▶ SHORT TASK
Transcribe every line of the records verbatim.

• • •

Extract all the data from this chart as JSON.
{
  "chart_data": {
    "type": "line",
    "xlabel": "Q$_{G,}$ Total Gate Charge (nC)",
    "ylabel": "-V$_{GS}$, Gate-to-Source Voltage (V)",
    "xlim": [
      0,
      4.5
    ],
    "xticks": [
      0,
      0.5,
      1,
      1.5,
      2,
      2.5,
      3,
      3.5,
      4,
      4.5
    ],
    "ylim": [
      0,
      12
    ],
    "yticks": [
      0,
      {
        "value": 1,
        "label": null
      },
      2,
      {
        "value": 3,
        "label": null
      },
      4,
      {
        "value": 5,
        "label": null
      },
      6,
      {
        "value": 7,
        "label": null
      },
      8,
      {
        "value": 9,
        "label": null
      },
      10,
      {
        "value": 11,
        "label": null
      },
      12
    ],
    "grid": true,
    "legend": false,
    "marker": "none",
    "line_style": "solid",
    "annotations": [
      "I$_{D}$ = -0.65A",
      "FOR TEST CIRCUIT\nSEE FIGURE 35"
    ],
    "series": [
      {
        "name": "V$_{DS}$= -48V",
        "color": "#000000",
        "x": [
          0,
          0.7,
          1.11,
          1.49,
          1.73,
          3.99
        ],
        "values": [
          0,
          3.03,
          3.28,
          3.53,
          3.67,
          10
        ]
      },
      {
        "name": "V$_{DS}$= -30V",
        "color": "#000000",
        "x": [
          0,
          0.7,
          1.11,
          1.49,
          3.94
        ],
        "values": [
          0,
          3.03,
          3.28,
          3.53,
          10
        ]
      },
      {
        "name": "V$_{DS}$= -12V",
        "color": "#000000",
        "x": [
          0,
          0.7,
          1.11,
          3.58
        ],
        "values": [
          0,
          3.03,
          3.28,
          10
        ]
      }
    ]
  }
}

• • •

▶ WRITTEN RESPONSE
Extract all the data from this chart as JSON.
{
  "chart_data": {
    "type": "line",
    "xlabel": "Q$_{G,}$ Total Gate Charge (nC)",
    "ylabel": "-V$_{GS}$, Gate-to-Source Voltage (V)",
    "xlim": [
      0,
      4.5
    ],
    "xticks": [
      0,
      0.5,
      1,
      1.5,
      2,
      2.5,
      3,
      3.5,
      4,
      4.5
    ],
    "ylim": [
      0,
      12
    ],
    "yticks": [
      0,
      {
        "value": 1,
        "label": null
      },
      2,
      {
        "value": 3,
        "label": null
      },
      4,
      {
        "value": 5,
        "label": null
      },
      6,
      {
        "value": 7,
        "label": null
      },
      8,
      {
        "value": 9,
        "label": null
      },
      10,
      {
        "value": 11,
        "label": null
      },
      12
    ],
    "grid": true,
    "legend": false,
    "marker": "none",
    "line_style": "solid",
    "annotations": [
      "I$_{D}$ = -0.65A",
      "FOR TEST CIRCUIT\nSEE FIGURE 35"
    ],
    "series": [
      {
        "name": "V$_{DS}$= -48V",
        "color": "#000000",
        "x": [
          0,
          0.7,
          1.11,
          1.49,
          1.73,
          3.99
        ],
        "values": [
          0,
          3.03,
          3.28,
          3.53,
          3.67,
          10
        ]
      },
      {
        "name": "V$_{DS}$= -30V",
        "color": "#000000",
        "x": [
          0,
          0.7,
          1.11,
          1.49,
          3.94
        ],
        "values": [
          0,
          3.03,
          3.28,
          3.53,
          10
        ]
      },
      {
        "name": "V$_{DS}$= -12V",
        "color": "#000000",
        "x": [
          0,
          0.7,
          1.11,
          3.58
        ],
        "values": [
          0,
          3.03,
          3.28,
          10
        ]
      }
    ]
  }
}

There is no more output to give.